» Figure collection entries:
□ □ □ □ □ □ □

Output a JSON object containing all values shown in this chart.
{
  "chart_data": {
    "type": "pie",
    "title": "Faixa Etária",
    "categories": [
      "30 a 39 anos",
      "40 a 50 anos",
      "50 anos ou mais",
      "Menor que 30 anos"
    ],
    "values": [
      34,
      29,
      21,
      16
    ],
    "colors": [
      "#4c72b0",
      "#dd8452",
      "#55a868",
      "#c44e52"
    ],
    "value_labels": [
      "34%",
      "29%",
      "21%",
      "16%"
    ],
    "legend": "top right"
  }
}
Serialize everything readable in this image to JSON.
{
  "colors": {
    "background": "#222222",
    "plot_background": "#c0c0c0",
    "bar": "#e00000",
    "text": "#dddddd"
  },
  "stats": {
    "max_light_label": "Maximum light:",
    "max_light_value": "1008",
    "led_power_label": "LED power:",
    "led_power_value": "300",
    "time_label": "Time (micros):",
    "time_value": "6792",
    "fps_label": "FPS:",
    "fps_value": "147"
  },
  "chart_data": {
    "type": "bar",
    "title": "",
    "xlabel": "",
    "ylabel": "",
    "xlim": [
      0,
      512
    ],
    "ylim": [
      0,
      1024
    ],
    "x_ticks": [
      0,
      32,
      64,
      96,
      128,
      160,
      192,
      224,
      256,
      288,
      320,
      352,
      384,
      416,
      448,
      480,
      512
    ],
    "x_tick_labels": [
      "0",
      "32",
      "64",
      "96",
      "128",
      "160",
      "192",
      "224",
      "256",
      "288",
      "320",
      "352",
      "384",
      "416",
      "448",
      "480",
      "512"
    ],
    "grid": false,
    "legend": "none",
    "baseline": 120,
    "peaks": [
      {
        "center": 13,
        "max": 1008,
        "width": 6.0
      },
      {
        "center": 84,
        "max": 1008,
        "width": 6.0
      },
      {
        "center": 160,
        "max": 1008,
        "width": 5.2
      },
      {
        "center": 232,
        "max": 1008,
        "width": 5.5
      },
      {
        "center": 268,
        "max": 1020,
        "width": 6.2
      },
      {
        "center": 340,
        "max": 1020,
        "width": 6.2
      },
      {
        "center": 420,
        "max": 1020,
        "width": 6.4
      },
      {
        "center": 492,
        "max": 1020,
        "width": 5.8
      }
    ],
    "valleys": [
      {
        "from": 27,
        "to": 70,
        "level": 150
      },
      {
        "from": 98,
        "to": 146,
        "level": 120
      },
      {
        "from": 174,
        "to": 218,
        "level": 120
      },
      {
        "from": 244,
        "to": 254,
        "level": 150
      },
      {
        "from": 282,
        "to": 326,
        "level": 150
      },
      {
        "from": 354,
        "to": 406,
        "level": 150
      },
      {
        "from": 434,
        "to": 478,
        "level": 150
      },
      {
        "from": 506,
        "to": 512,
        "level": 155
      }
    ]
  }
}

□ □ □ □ □ □ □

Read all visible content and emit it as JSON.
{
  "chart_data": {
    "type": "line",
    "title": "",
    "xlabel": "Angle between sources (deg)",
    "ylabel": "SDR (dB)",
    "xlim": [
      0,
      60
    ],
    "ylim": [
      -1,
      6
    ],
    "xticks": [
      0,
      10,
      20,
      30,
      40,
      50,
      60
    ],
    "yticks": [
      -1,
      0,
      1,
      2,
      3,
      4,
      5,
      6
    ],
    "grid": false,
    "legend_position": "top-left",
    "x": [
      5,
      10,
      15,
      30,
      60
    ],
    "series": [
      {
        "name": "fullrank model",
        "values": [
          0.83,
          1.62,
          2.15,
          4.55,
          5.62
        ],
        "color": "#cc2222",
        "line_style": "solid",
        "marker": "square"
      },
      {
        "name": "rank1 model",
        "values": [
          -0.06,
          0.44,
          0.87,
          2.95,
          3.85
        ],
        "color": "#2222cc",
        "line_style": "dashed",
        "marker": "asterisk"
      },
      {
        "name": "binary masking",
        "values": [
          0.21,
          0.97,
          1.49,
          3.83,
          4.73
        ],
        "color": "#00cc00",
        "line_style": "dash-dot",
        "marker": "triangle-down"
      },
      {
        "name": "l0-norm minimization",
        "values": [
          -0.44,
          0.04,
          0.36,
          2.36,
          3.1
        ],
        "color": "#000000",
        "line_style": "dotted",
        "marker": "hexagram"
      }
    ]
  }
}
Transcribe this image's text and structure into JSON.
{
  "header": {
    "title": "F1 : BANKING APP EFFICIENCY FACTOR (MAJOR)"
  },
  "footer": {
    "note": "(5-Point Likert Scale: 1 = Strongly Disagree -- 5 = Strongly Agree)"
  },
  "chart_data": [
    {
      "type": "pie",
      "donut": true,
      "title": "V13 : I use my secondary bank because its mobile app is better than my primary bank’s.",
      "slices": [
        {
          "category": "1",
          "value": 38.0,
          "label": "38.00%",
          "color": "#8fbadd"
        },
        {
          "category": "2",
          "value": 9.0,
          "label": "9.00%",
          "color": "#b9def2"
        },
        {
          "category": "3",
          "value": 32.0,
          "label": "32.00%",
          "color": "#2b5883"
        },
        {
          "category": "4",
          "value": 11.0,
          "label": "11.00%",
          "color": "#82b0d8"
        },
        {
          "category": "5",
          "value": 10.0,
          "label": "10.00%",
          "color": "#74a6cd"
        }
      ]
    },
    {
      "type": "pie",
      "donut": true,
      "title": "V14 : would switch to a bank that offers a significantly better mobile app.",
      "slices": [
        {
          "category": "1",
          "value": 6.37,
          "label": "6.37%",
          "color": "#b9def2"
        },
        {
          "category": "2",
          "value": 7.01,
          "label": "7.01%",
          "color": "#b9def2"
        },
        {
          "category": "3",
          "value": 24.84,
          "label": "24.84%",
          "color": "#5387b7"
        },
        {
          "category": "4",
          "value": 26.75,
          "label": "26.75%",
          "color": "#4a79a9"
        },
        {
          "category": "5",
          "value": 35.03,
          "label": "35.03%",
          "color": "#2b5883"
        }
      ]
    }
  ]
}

□ □ □ □ □ □ □

» What the exercise asks: In the entries above, count every line containing the word "image". Write only the total.

» Result: 2